— Start EXTRACTED MATERIAL —

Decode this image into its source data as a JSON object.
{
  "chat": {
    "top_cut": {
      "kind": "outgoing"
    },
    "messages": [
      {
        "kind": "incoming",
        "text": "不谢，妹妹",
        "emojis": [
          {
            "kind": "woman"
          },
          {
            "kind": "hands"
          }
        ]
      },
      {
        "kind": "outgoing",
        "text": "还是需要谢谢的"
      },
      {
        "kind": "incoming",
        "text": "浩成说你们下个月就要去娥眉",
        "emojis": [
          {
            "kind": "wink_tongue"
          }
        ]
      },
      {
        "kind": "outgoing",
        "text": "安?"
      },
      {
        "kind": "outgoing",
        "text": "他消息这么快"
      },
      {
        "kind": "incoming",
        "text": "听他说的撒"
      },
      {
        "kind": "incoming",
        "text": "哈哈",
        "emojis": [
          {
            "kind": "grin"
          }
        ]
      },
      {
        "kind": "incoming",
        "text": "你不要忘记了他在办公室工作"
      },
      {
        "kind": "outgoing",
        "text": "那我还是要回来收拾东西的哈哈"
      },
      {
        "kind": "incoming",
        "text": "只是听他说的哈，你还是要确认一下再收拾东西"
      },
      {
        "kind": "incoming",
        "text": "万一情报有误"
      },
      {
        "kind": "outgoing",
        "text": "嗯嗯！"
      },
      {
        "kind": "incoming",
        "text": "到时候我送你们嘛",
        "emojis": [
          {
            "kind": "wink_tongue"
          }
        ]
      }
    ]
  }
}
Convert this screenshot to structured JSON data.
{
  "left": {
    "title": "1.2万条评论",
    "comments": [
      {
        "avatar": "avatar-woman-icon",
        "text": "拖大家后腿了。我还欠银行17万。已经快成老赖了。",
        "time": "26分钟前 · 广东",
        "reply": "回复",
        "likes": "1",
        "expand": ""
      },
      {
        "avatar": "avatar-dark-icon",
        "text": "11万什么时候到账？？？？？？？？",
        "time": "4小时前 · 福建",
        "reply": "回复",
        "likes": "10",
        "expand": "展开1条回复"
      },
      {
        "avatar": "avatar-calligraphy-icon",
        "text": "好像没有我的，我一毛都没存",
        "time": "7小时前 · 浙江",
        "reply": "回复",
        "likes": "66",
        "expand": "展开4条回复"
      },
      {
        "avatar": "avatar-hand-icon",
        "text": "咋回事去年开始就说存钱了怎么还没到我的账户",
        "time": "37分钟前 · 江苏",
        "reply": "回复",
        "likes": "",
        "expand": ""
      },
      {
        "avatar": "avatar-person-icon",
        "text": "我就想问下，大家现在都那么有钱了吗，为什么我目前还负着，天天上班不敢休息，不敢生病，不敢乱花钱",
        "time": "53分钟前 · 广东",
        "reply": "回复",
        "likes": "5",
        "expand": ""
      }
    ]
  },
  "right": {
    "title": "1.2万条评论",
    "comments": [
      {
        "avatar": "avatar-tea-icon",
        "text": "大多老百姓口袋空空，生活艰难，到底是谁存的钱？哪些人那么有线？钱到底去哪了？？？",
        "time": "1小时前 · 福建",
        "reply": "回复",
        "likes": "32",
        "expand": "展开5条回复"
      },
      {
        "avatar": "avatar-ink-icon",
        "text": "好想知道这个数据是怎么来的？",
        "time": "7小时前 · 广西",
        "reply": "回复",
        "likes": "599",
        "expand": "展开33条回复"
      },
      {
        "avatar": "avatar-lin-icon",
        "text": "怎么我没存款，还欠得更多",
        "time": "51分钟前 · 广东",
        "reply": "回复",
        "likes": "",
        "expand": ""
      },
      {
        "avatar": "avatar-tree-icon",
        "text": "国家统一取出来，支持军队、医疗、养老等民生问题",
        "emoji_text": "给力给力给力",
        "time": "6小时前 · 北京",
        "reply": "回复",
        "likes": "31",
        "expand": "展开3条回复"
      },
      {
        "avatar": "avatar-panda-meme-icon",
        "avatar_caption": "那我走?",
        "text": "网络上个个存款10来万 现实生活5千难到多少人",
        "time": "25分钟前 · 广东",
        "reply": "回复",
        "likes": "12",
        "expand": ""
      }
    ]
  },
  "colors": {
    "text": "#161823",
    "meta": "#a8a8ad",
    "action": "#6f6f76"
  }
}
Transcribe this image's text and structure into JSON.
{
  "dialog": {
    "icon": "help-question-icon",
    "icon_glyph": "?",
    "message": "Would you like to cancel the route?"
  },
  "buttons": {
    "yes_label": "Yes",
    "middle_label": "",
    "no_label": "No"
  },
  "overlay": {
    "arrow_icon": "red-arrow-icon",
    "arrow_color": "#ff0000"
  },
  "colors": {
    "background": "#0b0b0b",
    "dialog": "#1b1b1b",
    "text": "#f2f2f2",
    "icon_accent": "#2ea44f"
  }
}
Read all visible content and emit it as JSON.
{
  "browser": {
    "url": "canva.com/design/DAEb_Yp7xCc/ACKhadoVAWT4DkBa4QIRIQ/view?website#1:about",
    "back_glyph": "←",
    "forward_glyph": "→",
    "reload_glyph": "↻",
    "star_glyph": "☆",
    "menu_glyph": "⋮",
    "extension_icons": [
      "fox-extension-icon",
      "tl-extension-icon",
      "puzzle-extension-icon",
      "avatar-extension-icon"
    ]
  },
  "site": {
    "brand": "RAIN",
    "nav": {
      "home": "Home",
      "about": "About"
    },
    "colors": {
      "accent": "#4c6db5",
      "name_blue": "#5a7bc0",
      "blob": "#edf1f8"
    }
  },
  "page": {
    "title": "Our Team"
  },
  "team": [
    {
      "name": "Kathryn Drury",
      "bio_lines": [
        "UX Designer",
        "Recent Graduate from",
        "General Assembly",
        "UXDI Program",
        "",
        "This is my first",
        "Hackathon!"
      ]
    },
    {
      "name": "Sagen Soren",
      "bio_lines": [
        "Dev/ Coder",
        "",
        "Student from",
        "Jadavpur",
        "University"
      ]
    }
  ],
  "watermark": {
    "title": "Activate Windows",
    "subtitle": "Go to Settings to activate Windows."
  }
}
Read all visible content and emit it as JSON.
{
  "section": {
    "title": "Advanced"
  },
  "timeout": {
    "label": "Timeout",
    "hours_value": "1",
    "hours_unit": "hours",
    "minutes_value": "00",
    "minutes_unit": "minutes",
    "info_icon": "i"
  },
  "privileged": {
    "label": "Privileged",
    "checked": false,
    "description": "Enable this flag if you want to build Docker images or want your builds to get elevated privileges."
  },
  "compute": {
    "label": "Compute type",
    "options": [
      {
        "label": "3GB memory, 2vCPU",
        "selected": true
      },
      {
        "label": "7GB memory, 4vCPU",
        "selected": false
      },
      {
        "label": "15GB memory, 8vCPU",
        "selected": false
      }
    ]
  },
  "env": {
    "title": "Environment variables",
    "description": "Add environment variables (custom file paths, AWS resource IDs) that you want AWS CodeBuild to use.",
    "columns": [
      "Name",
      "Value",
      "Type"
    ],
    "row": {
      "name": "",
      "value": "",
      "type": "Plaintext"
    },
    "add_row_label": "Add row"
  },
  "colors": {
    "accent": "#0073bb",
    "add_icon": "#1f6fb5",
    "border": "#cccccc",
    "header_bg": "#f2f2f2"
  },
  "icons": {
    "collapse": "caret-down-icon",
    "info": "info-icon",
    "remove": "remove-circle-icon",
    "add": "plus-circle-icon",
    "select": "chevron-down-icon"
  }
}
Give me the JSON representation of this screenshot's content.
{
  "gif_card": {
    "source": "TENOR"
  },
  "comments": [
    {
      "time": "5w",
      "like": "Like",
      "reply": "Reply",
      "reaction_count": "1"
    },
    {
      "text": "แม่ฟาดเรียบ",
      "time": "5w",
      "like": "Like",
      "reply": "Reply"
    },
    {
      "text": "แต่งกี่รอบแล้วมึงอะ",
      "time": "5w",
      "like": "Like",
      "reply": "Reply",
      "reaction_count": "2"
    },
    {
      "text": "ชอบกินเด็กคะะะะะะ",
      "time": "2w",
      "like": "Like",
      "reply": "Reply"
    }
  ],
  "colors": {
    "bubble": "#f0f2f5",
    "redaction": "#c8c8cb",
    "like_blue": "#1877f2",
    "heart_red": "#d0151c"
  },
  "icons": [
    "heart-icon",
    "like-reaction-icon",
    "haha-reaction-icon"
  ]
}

— End EXTRACTED MATERIAL —

YOUR OBJECTIVE:
Go through the records line by line and count those containing the string "want". Give only the total.

SOLUTION TO THE PROBLEM:
2